> EXERCISE AIM
Determine how many lines of this material contain "Project". Give only the number.

• • •

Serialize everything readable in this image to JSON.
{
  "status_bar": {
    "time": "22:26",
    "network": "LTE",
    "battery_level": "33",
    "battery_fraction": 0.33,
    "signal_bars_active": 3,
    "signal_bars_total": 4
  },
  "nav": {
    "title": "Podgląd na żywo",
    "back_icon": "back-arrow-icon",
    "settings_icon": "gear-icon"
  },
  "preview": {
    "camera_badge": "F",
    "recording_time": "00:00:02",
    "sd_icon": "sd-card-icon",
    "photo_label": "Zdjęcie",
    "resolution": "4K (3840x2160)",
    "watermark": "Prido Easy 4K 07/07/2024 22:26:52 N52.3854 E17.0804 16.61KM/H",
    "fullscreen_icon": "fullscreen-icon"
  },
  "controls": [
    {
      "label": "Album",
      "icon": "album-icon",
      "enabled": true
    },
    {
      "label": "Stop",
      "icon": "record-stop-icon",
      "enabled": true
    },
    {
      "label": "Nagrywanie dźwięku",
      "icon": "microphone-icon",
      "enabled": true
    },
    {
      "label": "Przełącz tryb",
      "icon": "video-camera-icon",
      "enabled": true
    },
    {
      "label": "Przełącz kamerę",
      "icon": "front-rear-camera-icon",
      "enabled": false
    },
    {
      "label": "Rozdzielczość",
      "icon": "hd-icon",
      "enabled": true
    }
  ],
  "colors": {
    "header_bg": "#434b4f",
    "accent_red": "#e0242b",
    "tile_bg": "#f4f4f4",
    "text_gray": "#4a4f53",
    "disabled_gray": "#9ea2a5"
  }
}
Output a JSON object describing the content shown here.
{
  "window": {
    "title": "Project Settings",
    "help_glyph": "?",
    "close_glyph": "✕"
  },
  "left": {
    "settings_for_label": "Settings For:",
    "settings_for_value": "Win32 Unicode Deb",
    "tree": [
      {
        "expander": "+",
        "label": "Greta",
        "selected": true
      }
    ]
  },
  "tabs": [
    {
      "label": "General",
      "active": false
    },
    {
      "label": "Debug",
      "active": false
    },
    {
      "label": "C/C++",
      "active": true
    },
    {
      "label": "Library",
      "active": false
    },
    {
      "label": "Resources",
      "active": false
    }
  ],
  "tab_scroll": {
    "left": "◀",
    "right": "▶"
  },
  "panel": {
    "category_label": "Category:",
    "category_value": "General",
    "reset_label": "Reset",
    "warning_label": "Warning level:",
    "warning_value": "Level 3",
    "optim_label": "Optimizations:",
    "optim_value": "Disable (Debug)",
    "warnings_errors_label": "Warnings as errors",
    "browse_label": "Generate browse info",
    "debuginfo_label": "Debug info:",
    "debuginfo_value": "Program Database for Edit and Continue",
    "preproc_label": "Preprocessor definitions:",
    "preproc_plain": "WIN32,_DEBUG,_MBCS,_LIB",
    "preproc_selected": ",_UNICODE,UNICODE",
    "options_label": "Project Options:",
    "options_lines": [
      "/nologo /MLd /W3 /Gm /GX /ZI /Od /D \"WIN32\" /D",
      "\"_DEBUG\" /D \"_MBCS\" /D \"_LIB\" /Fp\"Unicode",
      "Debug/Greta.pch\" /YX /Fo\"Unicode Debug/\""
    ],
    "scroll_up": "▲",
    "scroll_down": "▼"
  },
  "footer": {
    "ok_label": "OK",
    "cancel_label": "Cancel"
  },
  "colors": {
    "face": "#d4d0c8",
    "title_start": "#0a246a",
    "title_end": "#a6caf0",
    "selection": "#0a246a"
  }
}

• • •

> SOLUTION TO THIS TASK
2